____ Raw data

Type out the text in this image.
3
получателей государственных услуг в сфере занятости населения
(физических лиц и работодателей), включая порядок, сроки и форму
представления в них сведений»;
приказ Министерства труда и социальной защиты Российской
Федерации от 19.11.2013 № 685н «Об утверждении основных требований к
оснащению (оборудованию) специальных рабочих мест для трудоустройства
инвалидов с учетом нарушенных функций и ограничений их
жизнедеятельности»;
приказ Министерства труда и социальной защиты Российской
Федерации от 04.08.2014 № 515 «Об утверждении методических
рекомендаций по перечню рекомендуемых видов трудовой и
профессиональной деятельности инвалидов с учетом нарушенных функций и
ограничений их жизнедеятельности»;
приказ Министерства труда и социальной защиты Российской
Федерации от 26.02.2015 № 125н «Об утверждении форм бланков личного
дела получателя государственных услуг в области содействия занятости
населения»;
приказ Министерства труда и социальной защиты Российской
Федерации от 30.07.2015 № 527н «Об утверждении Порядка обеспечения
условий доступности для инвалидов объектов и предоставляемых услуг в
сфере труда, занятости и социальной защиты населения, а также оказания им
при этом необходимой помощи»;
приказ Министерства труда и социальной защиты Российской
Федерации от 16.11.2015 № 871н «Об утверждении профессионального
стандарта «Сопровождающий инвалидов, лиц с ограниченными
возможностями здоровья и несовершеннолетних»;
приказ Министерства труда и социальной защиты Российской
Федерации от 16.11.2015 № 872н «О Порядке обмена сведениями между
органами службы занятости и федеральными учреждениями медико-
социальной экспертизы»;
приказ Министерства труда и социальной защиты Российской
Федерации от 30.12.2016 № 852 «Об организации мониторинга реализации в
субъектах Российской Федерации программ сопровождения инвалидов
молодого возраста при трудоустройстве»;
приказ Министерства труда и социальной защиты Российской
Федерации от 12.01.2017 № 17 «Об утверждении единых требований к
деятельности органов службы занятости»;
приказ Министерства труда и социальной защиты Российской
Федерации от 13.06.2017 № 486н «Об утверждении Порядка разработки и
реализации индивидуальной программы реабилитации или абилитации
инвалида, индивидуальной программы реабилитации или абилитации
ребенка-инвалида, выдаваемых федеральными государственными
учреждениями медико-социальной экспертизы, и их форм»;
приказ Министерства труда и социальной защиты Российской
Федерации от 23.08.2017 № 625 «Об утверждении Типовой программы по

________

#### Instructions to follow:
What do the records say? Quote them all exactly.

#### Reply:
Type out the text in this image.
3
получателей государственных услуг в сфере занятости населения
(физических лиц и работодателей), включая порядок, сроки и форму
представления в них сведений»;
приказ Министерства труда и социальной защиты Российской
Федерации от 19.11.2013 № 685н «Об утверждении основных требований к
оснащению (оборудованию) специальных рабочих мест для трудоустройства
инвалидов с учетом нарушенных функций и ограничений их
жизнедеятельности»;
приказ Министерства труда и социальной защиты Российской
Федерации от 04.08.2014 № 515 «Об утверждении методических
рекомендаций по перечню рекомендуемых видов трудовой и
профессиональной деятельности инвалидов с учетом нарушенных функций и
ограничений их жизнедеятельности»;
приказ Министерства труда и социальной защиты Российской
Федерации от 26.02.2015 № 125н «Об утверждении форм бланков личного
дела получателя государственных услуг в области содействия занятости
населения»;
приказ Министерства труда и социальной защиты Российской
Федерации от 30.07.2015 № 527н «Об утверждении Порядка обеспечения
условий доступности для инвалидов объектов и предоставляемых услуг в
сфере труда, занятости и социальной защиты населения, а также оказания им
при этом необходимой помощи»;
приказ Министерства труда и социальной защиты Российской
Федерации от 16.11.2015 № 871н «Об утверждении профессионального
стандарта «Сопровождающий инвалидов, лиц с ограниченными
возможностями здоровья и несовершеннолетних»;
приказ Министерства труда и социальной защиты Российской
Федерации от 16.11.2015 № 872н «О Порядке обмена сведениями между
органами службы занятости и федеральными учреждениями медико-
социальной экспертизы»;
приказ Министерства труда и социальной защиты Российской
Федерации от 30.12.2016 № 852 «Об организации мониторинга реализации в
субъектах Российской Федерации программ сопровождения инвалидов
молодого возраста при трудоустройстве»;
приказ Министерства труда и социальной защиты Российской
Федерации от 12.01.2017 № 17 «Об утверждении единых требований к
деятельности органов службы занятости»;
приказ Министерства труда и социальной защиты Российской
Федерации от 13.06.2017 № 486н «Об утверждении Порядка разработки и
реализации индивидуальной программы реабилитации или абилитации
инвалида, индивидуальной программы реабилитации или абилитации
ребенка-инвалида, выдаваемых федеральными государственными
учреждениями медико-социальной экспертизы, и их форм»;
приказ Министерства труда и социальной защиты Российской
Федерации от 23.08.2017 № 625 «Об утверждении Типовой программы по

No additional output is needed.